Data excerpts
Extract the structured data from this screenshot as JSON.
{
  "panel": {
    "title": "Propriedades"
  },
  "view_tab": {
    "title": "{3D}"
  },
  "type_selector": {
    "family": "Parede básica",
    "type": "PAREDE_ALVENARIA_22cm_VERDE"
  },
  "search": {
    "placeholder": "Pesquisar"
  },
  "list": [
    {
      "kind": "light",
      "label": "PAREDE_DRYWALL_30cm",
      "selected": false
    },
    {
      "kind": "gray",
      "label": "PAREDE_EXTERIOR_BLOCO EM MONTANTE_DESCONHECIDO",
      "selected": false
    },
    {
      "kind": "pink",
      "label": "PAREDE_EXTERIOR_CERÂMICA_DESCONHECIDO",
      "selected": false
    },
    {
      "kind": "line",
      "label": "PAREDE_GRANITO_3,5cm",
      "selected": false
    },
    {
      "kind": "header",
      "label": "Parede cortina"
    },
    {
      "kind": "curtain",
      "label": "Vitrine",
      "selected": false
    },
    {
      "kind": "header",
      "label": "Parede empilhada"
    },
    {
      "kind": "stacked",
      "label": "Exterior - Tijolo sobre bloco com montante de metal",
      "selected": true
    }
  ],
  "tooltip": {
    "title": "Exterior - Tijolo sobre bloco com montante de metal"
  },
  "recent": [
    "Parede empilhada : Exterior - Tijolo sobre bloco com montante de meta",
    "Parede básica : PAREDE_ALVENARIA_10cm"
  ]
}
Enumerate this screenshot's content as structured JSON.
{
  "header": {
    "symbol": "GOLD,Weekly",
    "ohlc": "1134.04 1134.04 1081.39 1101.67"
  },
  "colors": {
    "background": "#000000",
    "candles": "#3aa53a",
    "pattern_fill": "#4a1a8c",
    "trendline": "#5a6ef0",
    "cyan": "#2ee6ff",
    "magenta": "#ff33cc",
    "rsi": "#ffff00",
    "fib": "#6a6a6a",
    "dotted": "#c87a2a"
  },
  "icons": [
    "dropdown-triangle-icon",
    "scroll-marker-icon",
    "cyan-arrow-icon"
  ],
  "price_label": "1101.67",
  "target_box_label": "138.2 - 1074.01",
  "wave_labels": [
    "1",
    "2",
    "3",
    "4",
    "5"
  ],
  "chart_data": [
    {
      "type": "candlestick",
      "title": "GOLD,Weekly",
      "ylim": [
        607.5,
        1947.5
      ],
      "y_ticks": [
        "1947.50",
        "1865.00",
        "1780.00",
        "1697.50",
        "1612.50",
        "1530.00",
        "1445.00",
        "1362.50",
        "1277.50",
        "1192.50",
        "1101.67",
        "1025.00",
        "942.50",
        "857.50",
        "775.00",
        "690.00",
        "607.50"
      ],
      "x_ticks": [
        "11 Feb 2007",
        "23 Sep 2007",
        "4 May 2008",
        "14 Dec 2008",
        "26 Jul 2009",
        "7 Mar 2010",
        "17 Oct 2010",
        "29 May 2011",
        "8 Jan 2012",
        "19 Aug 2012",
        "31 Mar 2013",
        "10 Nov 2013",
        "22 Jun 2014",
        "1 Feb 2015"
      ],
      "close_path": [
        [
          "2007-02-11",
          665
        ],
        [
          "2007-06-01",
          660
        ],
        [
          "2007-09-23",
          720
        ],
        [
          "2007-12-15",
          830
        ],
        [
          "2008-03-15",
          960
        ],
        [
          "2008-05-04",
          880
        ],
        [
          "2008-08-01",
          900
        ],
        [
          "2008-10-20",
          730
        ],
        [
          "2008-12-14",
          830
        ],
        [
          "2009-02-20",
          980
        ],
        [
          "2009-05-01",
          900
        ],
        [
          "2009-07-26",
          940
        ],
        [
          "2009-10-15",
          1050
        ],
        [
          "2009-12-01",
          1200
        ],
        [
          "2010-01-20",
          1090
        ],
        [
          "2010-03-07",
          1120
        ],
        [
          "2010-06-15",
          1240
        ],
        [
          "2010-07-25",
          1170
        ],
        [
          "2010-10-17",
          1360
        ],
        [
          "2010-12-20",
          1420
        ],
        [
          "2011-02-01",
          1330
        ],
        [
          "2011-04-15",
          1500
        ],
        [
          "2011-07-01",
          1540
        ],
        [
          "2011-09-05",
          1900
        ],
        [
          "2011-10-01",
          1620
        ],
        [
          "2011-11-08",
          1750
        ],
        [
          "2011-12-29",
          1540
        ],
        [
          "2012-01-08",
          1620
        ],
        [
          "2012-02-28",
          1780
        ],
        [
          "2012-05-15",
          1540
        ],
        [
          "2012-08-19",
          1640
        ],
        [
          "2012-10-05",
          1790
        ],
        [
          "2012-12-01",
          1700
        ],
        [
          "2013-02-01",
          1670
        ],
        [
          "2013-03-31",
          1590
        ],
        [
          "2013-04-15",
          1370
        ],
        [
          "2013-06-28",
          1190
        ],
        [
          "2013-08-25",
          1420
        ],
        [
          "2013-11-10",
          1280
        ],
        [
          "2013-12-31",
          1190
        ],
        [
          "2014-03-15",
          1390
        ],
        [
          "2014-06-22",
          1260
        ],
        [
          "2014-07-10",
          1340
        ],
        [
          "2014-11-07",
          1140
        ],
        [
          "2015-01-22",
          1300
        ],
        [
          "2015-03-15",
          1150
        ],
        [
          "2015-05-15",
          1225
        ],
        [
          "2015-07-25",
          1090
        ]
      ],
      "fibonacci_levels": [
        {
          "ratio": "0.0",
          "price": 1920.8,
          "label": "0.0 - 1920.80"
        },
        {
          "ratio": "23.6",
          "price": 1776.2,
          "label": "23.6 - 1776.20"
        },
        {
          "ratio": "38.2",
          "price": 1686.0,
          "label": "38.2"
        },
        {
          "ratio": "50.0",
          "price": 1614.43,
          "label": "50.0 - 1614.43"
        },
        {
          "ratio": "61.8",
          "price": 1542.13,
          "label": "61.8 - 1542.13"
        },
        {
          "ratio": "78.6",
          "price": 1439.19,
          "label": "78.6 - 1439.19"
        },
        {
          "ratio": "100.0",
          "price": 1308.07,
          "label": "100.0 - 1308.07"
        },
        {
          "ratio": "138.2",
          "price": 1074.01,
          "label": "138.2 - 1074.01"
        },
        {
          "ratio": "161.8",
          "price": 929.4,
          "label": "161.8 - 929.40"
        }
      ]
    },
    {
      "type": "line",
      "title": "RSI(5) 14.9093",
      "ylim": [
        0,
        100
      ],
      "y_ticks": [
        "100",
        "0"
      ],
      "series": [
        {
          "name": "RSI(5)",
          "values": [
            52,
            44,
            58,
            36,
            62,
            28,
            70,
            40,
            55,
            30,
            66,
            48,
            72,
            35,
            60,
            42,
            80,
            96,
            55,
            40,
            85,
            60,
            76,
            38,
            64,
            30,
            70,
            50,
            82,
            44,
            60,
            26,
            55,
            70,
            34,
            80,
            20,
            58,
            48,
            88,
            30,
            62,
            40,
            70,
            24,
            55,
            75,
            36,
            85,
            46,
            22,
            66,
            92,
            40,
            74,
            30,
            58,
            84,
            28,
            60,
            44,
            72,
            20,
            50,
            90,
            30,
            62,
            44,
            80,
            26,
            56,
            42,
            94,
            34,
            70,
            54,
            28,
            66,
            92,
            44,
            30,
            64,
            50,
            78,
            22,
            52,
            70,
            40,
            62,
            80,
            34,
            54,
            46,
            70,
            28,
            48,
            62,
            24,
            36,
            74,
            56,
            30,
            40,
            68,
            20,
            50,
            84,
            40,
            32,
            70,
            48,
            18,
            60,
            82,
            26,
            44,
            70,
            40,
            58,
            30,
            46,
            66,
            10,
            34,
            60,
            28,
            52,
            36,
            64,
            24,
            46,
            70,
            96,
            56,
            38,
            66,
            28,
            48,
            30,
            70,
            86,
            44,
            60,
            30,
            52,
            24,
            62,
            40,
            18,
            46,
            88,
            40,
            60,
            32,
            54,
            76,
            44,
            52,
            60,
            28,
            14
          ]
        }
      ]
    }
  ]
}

- DO THIS
Looking at the entries above, state how many lines contain "Tijolo"; give the number alone.

- SOLUTION FOR THIS EXERCISE
3